▸ **Exercise goal**
Pull out every line with the word "image" from the entries below.

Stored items
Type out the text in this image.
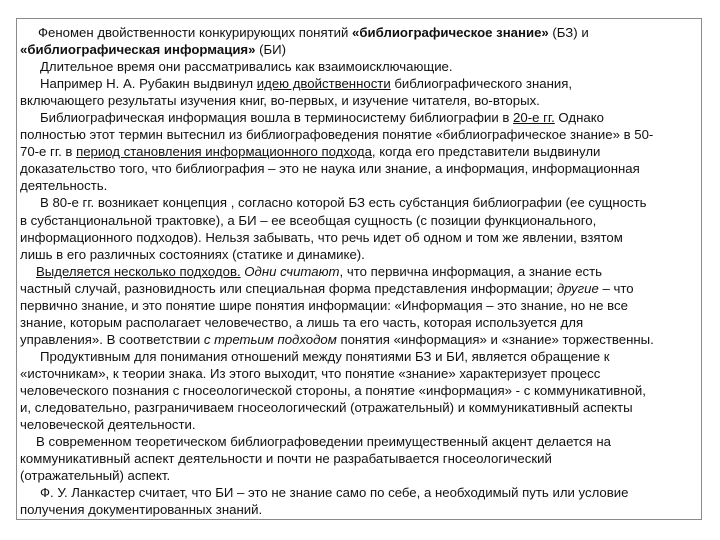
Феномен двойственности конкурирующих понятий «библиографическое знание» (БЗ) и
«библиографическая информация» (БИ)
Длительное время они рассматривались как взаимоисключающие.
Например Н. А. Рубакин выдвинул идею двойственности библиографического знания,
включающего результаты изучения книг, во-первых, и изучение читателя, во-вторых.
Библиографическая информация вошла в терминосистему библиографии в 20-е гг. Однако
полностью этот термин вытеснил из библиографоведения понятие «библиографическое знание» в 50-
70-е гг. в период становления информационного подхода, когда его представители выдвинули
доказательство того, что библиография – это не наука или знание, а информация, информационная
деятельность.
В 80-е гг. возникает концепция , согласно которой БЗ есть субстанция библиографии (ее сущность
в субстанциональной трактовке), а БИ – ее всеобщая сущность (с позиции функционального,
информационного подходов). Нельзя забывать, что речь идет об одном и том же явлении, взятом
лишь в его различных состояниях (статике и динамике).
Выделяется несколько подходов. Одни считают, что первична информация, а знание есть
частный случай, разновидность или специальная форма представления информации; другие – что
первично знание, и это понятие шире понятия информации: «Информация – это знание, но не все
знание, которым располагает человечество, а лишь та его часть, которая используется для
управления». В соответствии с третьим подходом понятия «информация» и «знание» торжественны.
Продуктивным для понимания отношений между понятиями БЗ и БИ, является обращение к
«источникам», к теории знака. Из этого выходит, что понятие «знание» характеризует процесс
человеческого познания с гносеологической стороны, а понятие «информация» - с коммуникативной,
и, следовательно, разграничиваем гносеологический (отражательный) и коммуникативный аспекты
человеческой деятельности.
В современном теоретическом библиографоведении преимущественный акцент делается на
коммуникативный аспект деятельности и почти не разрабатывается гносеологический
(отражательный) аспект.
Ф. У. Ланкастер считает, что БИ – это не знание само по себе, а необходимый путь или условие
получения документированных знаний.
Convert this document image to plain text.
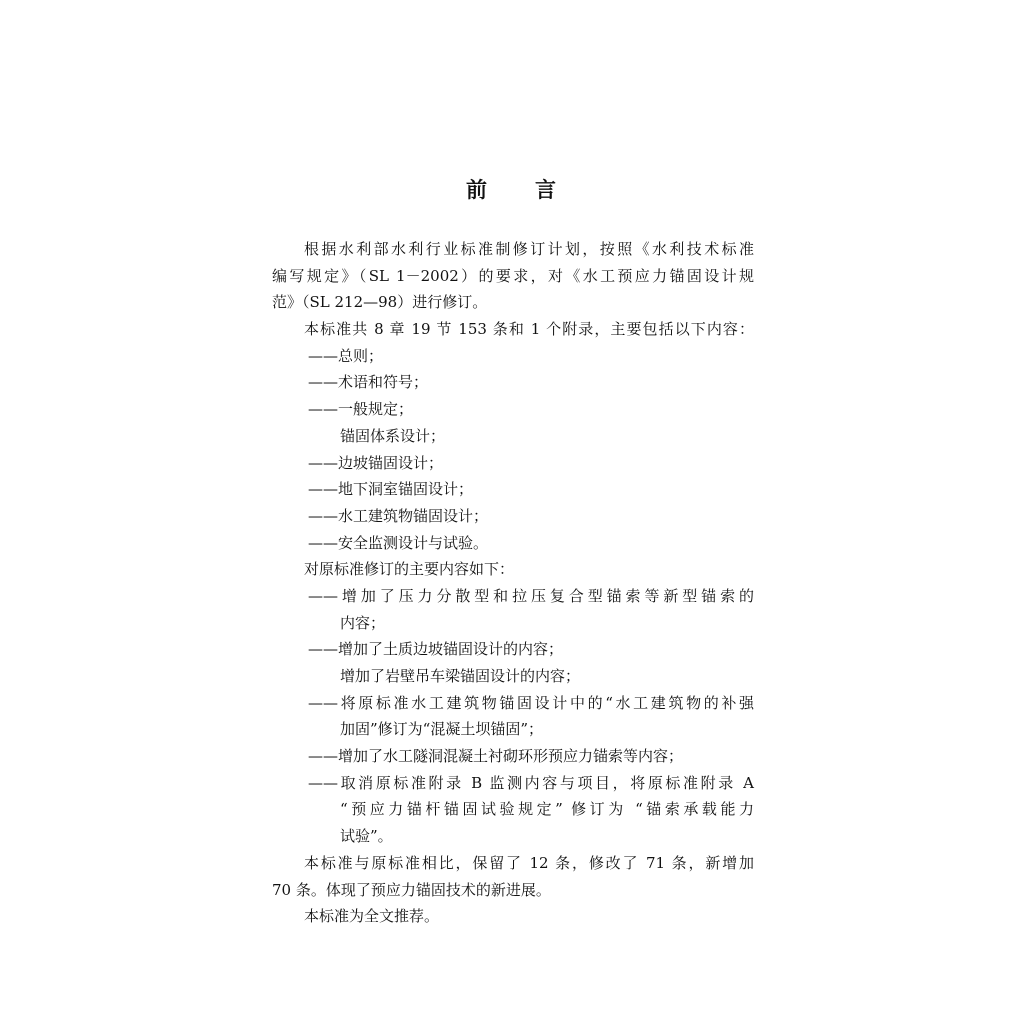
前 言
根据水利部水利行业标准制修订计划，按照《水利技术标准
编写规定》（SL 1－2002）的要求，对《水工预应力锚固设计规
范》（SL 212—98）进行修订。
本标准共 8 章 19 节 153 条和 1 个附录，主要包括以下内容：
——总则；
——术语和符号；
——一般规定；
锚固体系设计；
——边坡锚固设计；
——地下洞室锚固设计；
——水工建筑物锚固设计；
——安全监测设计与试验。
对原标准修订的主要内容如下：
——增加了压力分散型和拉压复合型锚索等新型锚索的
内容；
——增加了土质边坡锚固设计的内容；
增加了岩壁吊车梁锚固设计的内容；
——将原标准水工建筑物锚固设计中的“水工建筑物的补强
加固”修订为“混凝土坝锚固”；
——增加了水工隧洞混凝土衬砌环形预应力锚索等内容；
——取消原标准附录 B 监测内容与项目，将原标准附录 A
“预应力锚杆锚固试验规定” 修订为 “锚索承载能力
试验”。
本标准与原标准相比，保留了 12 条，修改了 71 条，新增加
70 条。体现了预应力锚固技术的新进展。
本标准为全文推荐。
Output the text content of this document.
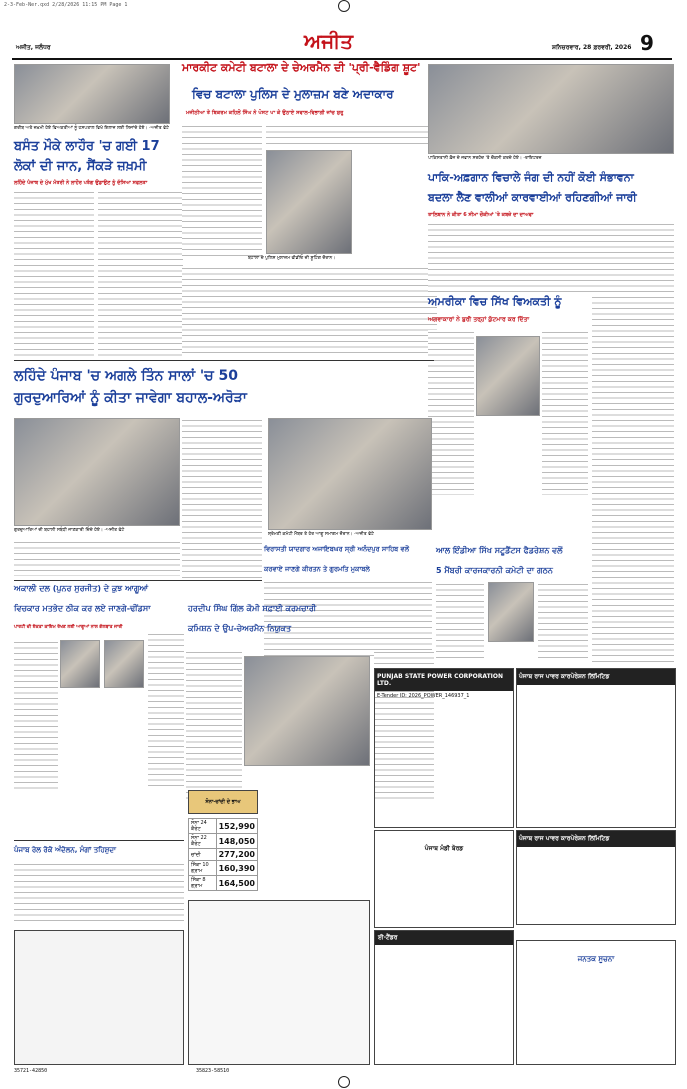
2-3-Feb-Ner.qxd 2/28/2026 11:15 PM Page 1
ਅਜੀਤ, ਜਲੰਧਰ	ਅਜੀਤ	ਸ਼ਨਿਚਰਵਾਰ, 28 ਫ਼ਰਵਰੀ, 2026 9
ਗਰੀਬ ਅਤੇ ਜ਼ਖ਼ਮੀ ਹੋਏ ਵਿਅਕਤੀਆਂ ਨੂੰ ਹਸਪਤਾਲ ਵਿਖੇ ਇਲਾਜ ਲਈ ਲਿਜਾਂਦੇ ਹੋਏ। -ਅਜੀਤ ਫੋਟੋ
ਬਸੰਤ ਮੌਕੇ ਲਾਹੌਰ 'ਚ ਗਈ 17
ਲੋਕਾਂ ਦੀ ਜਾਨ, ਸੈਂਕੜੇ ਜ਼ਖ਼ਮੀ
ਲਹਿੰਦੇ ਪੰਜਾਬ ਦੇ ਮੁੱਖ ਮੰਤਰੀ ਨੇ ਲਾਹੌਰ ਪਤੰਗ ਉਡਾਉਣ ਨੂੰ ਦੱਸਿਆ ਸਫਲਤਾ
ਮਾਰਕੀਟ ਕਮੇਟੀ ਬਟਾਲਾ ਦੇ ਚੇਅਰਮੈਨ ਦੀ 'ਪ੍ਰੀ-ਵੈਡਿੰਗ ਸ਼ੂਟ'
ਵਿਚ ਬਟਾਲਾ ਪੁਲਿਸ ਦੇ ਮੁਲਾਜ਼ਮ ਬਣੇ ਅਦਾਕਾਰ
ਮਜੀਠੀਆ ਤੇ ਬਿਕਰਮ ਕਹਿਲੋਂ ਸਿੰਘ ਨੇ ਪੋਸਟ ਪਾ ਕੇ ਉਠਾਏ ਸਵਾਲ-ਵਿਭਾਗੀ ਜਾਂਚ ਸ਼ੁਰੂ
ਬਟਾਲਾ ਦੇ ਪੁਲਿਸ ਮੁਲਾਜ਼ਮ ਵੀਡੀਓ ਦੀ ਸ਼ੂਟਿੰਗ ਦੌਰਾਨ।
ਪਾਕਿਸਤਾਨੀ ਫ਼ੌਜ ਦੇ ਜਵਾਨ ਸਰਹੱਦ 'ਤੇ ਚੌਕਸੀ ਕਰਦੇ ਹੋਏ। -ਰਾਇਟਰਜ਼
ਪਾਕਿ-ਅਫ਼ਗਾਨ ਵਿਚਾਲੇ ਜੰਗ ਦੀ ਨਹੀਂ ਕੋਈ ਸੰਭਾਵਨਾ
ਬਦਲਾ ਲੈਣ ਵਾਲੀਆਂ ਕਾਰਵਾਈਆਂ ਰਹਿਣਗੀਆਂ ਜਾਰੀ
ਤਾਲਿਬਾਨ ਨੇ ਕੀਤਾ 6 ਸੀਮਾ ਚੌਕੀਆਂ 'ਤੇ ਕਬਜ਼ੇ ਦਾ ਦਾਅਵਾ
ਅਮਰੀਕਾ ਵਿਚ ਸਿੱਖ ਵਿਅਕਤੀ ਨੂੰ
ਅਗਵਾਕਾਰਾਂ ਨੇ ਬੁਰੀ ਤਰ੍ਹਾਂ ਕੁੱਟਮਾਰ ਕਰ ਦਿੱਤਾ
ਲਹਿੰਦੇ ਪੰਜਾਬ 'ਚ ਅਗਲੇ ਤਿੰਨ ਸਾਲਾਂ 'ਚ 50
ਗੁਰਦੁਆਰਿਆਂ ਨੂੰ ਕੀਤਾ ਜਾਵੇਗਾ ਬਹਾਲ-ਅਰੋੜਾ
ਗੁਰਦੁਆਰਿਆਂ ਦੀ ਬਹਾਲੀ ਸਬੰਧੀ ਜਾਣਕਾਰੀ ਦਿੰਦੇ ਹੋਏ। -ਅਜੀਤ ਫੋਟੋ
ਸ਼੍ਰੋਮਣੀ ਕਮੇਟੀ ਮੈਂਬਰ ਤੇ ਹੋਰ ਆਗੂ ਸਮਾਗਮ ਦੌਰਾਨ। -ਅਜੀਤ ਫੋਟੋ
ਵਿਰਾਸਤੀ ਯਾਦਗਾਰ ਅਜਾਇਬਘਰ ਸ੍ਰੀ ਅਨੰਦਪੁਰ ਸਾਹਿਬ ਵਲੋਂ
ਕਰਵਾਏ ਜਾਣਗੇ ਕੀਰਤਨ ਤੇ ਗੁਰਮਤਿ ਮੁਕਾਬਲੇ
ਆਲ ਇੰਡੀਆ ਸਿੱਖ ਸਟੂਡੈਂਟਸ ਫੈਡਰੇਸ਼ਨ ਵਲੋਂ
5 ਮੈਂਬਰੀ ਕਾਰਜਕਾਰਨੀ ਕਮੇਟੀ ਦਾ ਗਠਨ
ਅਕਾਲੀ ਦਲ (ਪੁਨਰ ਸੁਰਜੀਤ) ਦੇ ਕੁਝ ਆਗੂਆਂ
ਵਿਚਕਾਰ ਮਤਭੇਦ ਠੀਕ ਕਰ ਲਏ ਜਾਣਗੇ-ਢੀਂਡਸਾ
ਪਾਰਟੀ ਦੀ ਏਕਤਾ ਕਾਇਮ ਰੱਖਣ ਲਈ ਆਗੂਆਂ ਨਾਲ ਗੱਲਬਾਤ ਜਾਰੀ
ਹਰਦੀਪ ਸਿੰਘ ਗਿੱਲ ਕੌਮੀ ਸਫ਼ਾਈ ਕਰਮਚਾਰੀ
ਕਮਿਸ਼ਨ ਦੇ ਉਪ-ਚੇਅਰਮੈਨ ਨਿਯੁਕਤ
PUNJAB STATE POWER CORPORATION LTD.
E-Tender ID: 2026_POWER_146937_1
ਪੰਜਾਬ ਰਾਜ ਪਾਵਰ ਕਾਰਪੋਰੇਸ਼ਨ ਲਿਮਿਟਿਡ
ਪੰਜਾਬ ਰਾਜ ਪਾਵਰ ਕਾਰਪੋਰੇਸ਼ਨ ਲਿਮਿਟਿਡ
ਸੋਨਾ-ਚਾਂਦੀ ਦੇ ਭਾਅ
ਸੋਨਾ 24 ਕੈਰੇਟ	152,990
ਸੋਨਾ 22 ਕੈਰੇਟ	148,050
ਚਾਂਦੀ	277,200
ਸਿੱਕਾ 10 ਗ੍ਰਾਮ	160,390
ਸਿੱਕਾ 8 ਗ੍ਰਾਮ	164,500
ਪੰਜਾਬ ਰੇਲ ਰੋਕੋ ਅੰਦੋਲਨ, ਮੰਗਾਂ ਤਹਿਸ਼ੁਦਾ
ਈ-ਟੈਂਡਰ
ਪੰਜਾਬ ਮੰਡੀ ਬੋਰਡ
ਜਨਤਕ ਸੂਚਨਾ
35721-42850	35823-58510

▸ **Correct output**
Type out the text in this image.
Convert this document image to plain text.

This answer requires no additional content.